* [Exercise brief] Write out every line of the material as it stands, apart from the pictures.

* [Data to use]
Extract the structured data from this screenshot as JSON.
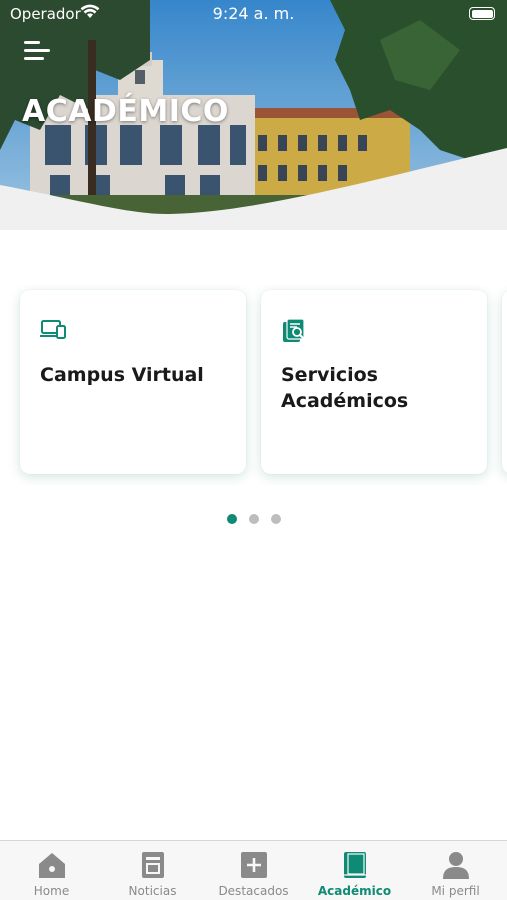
{
  "status_bar": {
    "carrier": "Operador",
    "time": "9:24 a. m."
  },
  "header": {
    "title": "ACADÉMICO"
  },
  "cards": [
    {
      "label": "Campus Virtual",
      "icon": "laptop-phone-icon"
    },
    {
      "label": "Servicios Académicos",
      "icon": "document-search-icon"
    }
  ],
  "pager": {
    "count": 3,
    "active_index": 0
  },
  "tabbar": {
    "items": [
      {
        "label": "Home",
        "icon": "home-icon"
      },
      {
        "label": "Noticias",
        "icon": "newspaper-icon"
      },
      {
        "label": "Destacados",
        "icon": "plus-square-icon"
      },
      {
        "label": "Académico",
        "icon": "book-icon",
        "active": true
      },
      {
        "label": "Mi perfil",
        "icon": "user-icon"
      }
    ]
  },
  "colors": {
    "accent": "#0f8a75",
    "inactive": "#8a8a8a",
    "tabbar_bg": "#f7f7f7"
  }
}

* [Response below]
Extract the structured data from this screenshot as JSON.
{
  "status_bar": {
    "carrier": "Operador",
    "time": "9:24 a. m."
  },
  "header": {
    "title": "ACADÉMICO"
  },
  "cards": [
    {
      "label": "Campus Virtual",
      "icon": "laptop-phone-icon"
    },
    {
      "label": "Servicios Académicos",
      "icon": "document-search-icon"
    }
  ],
  "pager": {
    "count": 3,
    "active_index": 0
  },
  "tabbar": {
    "items": [
      {
        "label": "Home",
        "icon": "home-icon"
      },
      {
        "label": "Noticias",
        "icon": "newspaper-icon"
      },
      {
        "label": "Destacados",
        "icon": "plus-square-icon"
      },
      {
        "label": "Académico",
        "icon": "book-icon",
        "active": true
      },
      {
        "label": "Mi perfil",
        "icon": "user-icon"
      }
    ]
  },
  "colors": {
    "accent": "#0f8a75",
    "inactive": "#8a8a8a",
    "tabbar_bg": "#f7f7f7"
  }
}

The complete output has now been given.